Entries listed in a dataset
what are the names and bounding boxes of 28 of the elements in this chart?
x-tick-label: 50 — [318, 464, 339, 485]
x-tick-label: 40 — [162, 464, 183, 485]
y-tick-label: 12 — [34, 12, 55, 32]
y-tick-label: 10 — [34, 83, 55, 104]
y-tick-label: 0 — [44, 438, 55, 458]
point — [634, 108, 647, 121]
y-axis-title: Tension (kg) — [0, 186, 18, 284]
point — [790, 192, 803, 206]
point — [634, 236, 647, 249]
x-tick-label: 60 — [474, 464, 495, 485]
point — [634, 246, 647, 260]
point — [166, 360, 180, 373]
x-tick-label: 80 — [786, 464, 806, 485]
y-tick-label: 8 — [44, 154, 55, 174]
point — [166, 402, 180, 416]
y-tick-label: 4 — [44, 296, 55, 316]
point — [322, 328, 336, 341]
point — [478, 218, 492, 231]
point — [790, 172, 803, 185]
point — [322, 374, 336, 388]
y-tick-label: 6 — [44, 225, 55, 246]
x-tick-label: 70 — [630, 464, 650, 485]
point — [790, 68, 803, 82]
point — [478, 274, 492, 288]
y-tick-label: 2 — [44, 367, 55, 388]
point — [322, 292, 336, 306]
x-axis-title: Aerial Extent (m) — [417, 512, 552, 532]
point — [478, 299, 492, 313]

## What the task asks
Duplicate every one of the entries above, keeping each line identical to the original.

## Solution to this task
what are the names and bounding boxes of 28 of the elements in this chart?
x-tick-label: 50 — [318, 464, 339, 485]
x-tick-label: 40 — [162, 464, 183, 485]
y-tick-label: 12 — [34, 12, 55, 32]
y-tick-label: 10 — [34, 83, 55, 104]
y-tick-label: 0 — [44, 438, 55, 458]
point — [634, 108, 647, 121]
y-axis-title: Tension (kg) — [0, 186, 18, 284]
point — [790, 192, 803, 206]
point — [634, 236, 647, 249]
x-tick-label: 60 — [474, 464, 495, 485]
point — [634, 246, 647, 260]
point — [166, 360, 180, 373]
x-tick-label: 80 — [786, 464, 806, 485]
y-tick-label: 8 — [44, 154, 55, 174]
point — [166, 402, 180, 416]
y-tick-label: 4 — [44, 296, 55, 316]
point — [322, 328, 336, 341]
point — [478, 218, 492, 231]
point — [790, 172, 803, 185]
point — [322, 374, 336, 388]
y-tick-label: 6 — [44, 225, 55, 246]
x-tick-label: 70 — [630, 464, 650, 485]
point — [790, 68, 803, 82]
point — [478, 274, 492, 288]
y-tick-label: 2 — [44, 367, 55, 388]
point — [322, 292, 336, 306]
x-axis-title: Aerial Extent (m) — [417, 512, 552, 532]
point — [478, 299, 492, 313]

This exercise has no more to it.